Stored rows
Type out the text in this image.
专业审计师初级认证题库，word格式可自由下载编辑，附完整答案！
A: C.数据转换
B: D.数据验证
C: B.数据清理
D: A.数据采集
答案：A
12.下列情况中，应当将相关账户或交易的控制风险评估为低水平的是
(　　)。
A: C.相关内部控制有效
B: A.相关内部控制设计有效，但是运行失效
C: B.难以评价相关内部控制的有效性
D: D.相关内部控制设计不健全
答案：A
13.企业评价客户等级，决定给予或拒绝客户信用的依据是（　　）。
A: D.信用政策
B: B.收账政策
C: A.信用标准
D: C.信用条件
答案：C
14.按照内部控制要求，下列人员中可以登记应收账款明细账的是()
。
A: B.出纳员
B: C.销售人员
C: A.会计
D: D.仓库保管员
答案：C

What the task asks
Take the entries and copy them out exactly.

The response
Type out the text in this image.
专业审计师初级认证题库，word格式可自由下载编辑，附完整答案！
A: C.数据转换
B: D.数据验证
C: B.数据清理
D: A.数据采集
答案：A
12.下列情况中，应当将相关账户或交易的控制风险评估为低水平的是
(　　)。
A: C.相关内部控制有效
B: A.相关内部控制设计有效，但是运行失效
C: B.难以评价相关内部控制的有效性
D: D.相关内部控制设计不健全
答案：A
13.企业评价客户等级，决定给予或拒绝客户信用的依据是（　　）。
A: D.信用政策
B: B.收账政策
C: A.信用标准
D: C.信用条件
答案：C
14.按照内部控制要求，下列人员中可以登记应收账款明细账的是()
。
A: B.出纳员
B: C.销售人员
C: A.会计
D: D.仓库保管员
答案：C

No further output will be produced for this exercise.